§ **Excerpt**
•••••
Characterization of the function of murine guanylate-binding protein 9 in the context of bacterial and parasitic infections

Abstract

Abstract Interferon-γ (IFNγ) signaling induces high expression of immunomodulatory molecules in most cell types. Among these molecules, the members of the murine guanylate-binding protein (mGBP) family comprise a group of eleven proteins (mGBP1-mGBP11) shown to have important functions in cell-autonomous immunity. Upon IFNγ stimulation, mGBPs localize in vesicle-like structures distributed within the cytoplasm. Previous studies have shown that after infection with several intracellularly replicating pathogens, mGBPs rapidly relocate towards the pathogen-containing vacuoles (PCV), such as the parasitophorous vacuole (PV) of Toxoplasma gondii or the inclusions of Chlamydia trachomatis. Accumulation of mGBP2 at the PV membrane leads to loss of membrane integrity and subsequent restriction of parasite replication. Although mGBP proteins share a high sequence identity, differences in localization frequencies could be detected. For instance, mGBP1 and mGBP2 show the highest frequencies of recruitment to both Toxoplasma and Chlamydia PCVs. However, mGBP9 recruitment was more frequent to chlamydial inclusions than to T. gondii PVs. Thus, the importance of individual mGBPs might vary depending on the type of the pathogen. To analyze these findings in more detail, we started with the generation of mgbp9−/− cell- and mouse lines. Therefore, the CRISPR/Cas9 gene editing system with homologous directed integration of a single-stranded oligodesoxynucleotide is used to generate mGBP9 deficient ES cells for mouse and cell line development. In-depth analyzes of mgbp9−/− cells and mice in T. gondii and C. trachomatis infection will lead to a better understanding of immunity against intracellular pathogens.
•••••
Extracted data entries:
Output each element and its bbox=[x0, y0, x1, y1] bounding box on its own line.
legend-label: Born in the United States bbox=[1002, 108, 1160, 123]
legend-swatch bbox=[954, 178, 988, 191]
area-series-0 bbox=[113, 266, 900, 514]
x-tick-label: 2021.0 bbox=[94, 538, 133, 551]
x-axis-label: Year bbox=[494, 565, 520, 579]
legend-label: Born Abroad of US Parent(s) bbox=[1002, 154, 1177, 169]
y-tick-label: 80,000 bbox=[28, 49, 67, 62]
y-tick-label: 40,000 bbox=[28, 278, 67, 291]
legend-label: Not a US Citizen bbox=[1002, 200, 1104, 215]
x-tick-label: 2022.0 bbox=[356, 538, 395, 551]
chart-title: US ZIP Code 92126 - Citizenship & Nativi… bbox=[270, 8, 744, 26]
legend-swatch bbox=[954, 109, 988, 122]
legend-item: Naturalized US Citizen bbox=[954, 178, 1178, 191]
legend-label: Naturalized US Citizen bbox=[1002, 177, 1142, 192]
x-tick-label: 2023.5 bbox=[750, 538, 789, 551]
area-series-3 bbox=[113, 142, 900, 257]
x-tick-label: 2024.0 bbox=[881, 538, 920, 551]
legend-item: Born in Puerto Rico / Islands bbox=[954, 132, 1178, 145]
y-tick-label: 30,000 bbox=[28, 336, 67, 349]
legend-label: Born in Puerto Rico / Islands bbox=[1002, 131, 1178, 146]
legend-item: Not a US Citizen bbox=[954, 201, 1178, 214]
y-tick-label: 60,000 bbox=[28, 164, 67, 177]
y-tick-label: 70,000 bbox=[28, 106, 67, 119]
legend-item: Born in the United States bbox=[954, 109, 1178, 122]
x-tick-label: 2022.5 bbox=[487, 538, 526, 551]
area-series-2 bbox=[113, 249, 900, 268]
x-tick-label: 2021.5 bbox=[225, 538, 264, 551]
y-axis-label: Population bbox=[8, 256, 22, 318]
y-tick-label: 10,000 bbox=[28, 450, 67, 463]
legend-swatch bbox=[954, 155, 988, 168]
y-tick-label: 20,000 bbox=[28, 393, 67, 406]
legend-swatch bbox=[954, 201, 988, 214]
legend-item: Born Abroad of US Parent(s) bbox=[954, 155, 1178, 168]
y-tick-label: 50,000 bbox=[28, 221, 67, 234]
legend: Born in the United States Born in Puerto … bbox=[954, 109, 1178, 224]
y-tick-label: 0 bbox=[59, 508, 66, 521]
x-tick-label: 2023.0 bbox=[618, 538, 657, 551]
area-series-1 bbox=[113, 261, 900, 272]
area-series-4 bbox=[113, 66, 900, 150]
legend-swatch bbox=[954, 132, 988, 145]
•••••
§ **Exercise aim**
In the abstract on murine guanylate-binding protein 9, what gene editing system is used to generate mGBP9-deficient ES cells?

§ **Task solution**
The CRISPR/Cas9 system, with homologous directed integration of a single-stranded oligodesoxynucleotide.